*PASSAGE*
━━━━━━━━━━━━━━━━
Investors occasionally propose accelerated vesting triggers — typically "double trigger" provisions that accelerate vesting only if the company is acquired AND the founder's employment is terminated. Single trigger provisions — which accelerate vesting on acquisition alone — are founder-favorable but investor-skeptical, as they reduce the acquirer's ability to use unvested equity as a retention mechanism. For most founders, double trigger is the market standard and represents a reasonable balance of interests. Single trigger acceleration for 100% of unvested equity can create acquisition price discounts that ultimately harm all shareholders.
The second often-overlooked term is anti-dilution protection, which determines how the investor's ownership is adjusted in "down round" scenarios where the company raises money at a lower valuation than the previous round. Full ratchet anti-dilution — which adjusts the investor's conversion price to match the down round price — is highly investor-favorable and creates significant dilution for founders and employees. Weighted average anti-dilution — which calculates a blended conversion price based on both the previous and new round prices — is the market standard and represents a more equitable distribution of down round pain across all stakeholders.
Most seed term sheets today use weighted average anti-dilution (usually in "broad-based" form, which includes all outstanding equity in the calculation). If you encounter a term sheet proposing full ratchet anti-dilution, treat it as a significant red flag about the investor's orientation toward their portfolio companies.
The Process of Choosing Between Multiple Term Sheets
Founders who are fortunate enough to receive multiple term sheets from multiple investors face a different challenge: how to compare and choose between offers that may differ across multiple dimensions simultaneously. A structured framework helps ensure that the decision is made on the basis of what matters rather than on the basis of what is most salient in the moment.
We suggest ranking investors across five dimensions: economic terms (valuation, pro rata, liquidation preference), governance terms (board composition, protective provisions), operational value-add (expertise, network access, functional support), fund dynamics (fund size, fund stage, portfolio conflicts), and personal compatibility (communication style, candor, long-term alignment). Once you have rated each investor across these dimensions, the decision often becomes clearer than it appeared when you were only comparing headline valuations.
━━━━━━━━━━━━━━━━
(Layout region records)
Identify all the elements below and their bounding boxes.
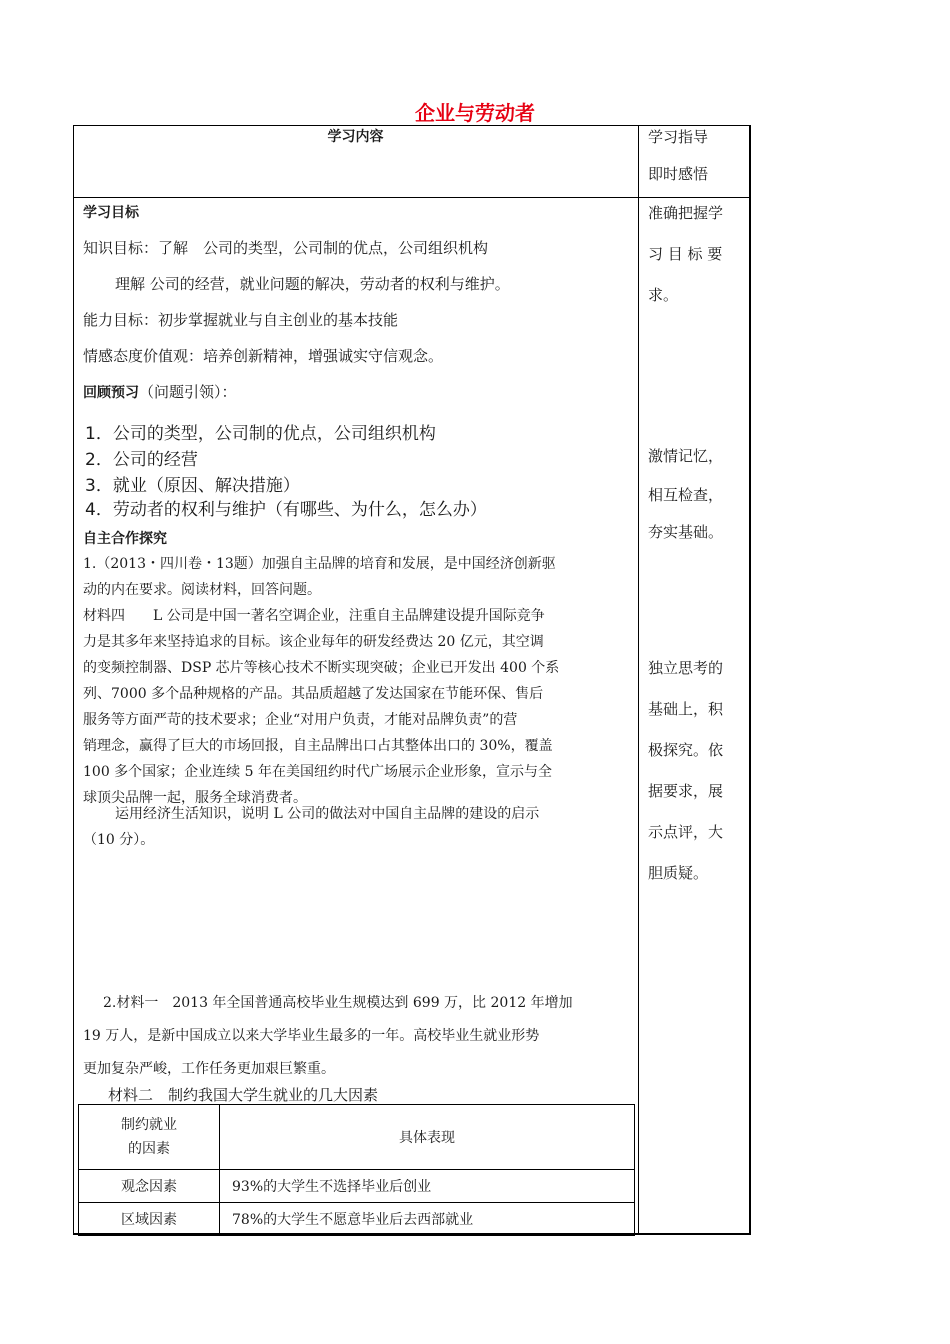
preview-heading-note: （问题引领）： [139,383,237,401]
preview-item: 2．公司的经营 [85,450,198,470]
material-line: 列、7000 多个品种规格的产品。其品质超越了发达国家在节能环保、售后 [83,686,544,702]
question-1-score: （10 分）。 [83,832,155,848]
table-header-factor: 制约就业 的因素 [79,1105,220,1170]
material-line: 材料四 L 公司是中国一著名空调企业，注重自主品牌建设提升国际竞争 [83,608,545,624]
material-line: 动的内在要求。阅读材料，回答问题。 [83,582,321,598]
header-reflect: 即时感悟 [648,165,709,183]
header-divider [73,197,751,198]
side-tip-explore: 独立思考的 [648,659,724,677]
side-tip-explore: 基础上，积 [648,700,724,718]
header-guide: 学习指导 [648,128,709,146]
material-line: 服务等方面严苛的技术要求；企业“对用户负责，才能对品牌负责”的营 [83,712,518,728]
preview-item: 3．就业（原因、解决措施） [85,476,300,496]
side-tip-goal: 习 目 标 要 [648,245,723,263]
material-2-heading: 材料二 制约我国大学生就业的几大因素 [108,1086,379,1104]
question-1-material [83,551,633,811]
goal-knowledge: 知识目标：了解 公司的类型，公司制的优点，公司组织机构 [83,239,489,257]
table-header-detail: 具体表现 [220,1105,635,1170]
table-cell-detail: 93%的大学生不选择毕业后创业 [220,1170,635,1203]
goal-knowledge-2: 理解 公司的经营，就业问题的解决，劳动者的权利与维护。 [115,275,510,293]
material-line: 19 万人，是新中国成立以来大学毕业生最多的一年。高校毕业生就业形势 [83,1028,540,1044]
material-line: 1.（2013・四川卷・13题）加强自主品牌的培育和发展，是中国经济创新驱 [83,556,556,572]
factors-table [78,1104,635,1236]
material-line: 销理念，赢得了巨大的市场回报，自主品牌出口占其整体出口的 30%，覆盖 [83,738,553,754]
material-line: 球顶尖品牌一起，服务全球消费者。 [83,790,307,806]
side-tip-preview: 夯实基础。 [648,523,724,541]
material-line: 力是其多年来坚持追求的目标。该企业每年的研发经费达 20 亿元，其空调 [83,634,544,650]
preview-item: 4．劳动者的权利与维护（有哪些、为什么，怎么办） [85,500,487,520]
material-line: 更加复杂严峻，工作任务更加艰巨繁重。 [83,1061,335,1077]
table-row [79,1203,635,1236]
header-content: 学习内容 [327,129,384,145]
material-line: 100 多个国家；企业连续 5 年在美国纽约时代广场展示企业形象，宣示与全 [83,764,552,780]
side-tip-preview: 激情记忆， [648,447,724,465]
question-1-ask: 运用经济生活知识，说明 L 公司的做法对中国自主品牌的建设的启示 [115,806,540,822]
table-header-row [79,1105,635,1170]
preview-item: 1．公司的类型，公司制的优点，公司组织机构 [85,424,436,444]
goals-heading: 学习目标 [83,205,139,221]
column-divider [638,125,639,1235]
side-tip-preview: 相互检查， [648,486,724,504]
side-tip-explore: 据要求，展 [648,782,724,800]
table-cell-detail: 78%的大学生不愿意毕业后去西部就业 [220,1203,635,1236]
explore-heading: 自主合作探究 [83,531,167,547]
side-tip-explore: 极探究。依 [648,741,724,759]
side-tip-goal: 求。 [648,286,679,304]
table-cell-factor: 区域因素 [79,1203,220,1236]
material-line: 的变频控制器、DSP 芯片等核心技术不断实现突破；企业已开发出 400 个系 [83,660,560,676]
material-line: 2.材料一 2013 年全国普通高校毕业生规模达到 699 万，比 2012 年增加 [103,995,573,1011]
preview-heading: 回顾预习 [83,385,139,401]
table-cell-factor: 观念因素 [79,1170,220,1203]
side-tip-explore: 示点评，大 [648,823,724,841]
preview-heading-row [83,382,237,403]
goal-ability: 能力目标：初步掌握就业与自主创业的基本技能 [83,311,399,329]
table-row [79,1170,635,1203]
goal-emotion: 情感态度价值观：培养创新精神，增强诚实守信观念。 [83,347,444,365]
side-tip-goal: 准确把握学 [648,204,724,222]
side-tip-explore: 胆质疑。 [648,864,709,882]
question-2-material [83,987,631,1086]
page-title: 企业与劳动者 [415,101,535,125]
━━━━━━━━━━━━━━━━
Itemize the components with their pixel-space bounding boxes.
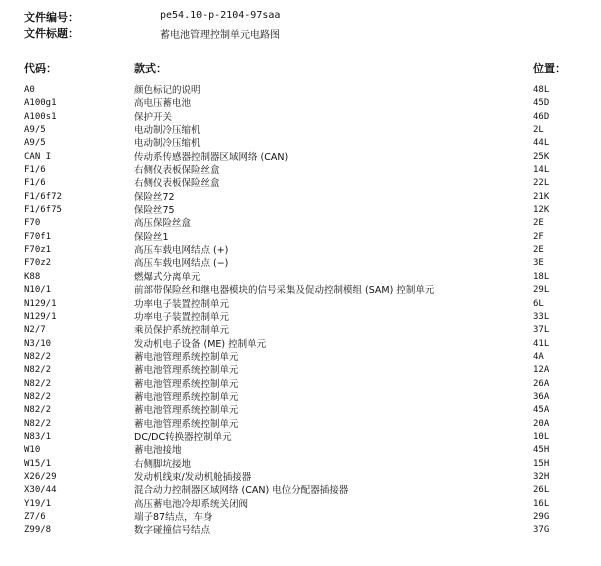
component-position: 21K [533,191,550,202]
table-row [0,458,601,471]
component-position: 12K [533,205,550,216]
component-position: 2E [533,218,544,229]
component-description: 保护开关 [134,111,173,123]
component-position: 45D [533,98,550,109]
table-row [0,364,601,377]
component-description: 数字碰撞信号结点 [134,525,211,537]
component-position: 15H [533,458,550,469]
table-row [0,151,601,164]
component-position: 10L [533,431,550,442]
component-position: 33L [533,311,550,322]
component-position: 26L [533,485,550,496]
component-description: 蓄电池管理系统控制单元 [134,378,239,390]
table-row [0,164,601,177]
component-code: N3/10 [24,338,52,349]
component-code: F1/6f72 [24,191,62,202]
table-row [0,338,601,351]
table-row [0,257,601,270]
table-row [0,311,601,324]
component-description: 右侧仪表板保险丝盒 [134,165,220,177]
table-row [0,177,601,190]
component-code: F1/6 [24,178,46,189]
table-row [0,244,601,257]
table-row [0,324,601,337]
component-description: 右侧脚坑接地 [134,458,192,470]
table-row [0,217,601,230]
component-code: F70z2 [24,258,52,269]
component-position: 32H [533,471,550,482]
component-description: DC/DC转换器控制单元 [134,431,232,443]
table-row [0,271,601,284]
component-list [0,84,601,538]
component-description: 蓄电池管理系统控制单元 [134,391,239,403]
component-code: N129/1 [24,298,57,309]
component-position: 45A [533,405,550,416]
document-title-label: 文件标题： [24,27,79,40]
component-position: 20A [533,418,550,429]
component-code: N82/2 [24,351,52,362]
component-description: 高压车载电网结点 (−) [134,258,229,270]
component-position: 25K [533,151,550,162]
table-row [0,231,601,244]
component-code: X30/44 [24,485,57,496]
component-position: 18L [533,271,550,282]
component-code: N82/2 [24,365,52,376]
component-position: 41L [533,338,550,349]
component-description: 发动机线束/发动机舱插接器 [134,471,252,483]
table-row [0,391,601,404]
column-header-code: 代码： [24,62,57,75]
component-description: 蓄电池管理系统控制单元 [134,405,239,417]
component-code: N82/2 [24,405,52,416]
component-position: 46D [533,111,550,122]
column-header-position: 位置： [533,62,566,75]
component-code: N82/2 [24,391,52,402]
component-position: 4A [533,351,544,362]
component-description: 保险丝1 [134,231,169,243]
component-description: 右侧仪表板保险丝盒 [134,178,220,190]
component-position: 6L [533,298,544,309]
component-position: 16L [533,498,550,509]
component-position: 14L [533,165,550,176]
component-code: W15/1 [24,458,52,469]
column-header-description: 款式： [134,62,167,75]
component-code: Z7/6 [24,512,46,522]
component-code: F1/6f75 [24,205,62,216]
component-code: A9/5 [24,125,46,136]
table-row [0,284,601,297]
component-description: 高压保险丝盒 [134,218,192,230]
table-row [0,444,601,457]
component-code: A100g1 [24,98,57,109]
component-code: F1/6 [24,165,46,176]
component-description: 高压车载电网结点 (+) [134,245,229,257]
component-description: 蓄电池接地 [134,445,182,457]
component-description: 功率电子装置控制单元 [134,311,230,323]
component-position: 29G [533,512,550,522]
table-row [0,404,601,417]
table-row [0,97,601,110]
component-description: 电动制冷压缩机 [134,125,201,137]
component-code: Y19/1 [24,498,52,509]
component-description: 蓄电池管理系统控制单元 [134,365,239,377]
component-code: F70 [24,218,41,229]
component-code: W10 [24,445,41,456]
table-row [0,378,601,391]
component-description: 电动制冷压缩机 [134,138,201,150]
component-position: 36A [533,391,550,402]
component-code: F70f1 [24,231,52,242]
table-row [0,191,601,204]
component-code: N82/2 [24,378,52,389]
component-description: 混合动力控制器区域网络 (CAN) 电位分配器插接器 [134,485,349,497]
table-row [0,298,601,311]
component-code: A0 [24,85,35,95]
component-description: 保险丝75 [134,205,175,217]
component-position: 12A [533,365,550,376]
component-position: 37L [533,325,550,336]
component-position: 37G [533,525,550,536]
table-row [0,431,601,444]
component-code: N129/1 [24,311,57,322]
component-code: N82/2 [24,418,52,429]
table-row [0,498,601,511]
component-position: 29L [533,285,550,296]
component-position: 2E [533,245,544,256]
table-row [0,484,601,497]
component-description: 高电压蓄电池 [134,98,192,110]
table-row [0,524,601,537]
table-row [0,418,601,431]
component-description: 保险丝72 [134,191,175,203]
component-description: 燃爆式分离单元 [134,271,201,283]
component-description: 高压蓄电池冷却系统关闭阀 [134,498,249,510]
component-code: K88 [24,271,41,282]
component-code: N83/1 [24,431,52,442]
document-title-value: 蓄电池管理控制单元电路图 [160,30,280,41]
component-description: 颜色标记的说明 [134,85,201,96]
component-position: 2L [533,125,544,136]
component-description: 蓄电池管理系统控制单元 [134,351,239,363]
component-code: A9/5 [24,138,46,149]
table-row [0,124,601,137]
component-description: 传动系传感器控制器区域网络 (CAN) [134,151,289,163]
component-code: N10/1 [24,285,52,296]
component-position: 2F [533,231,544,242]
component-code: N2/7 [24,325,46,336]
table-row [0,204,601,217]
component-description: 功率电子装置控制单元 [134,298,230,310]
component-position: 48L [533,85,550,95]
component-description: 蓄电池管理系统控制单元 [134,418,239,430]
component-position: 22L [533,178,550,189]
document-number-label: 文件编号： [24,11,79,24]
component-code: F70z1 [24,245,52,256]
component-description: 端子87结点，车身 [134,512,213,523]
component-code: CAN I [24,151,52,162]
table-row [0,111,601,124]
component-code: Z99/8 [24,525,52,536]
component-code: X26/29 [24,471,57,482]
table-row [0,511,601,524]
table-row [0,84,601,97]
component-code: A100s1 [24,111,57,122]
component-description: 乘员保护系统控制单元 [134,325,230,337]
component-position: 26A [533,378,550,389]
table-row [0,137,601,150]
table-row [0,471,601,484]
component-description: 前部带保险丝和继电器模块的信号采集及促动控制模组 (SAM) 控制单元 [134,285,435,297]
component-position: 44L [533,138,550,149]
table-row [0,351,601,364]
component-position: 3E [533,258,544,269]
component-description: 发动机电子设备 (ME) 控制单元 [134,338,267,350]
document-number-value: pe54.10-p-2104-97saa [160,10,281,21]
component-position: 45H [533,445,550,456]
━━━━━━━━━━━━━━━━
*TASK REQUIREMENTS*
A) From the term sheet passage, extract everything from "Most seed term" down to "in the moment.".
B) Answer these questions using the term sheet passage:
(i) Which form of anti-dilution protection does it describe as the market standard?
(ii) How many dimensions does it suggest for ranking investors?
(iii) What two events must both occur for a double trigger provision to accelerate vesting?

*EXERCISE RESPONSES*
A)
Most seed term sheets today use weighted average anti-dilution (usually in "broad-based" form, which includes all outstanding equity in the calculation). If you encounter a term sheet proposing full ratchet anti-dilution, treat it as a significant red flag about the investor's orientation toward their portfolio companies.
The Process of Choosing Between Multiple Term Sheets
Founders who are fortunate enough to receive multiple term sheets from multiple investors face a different challenge: how to compare and choose between offers that may differ across multiple dimensions simultaneously. A structured framework helps ensure that the decision is made on the basis of what matters rather than on the basis of what is most salient in the moment.

B)
(i) Weighted average anti-dilution.
(ii) Five.
(iii) The company must be acquired and the founder's employment must be terminated.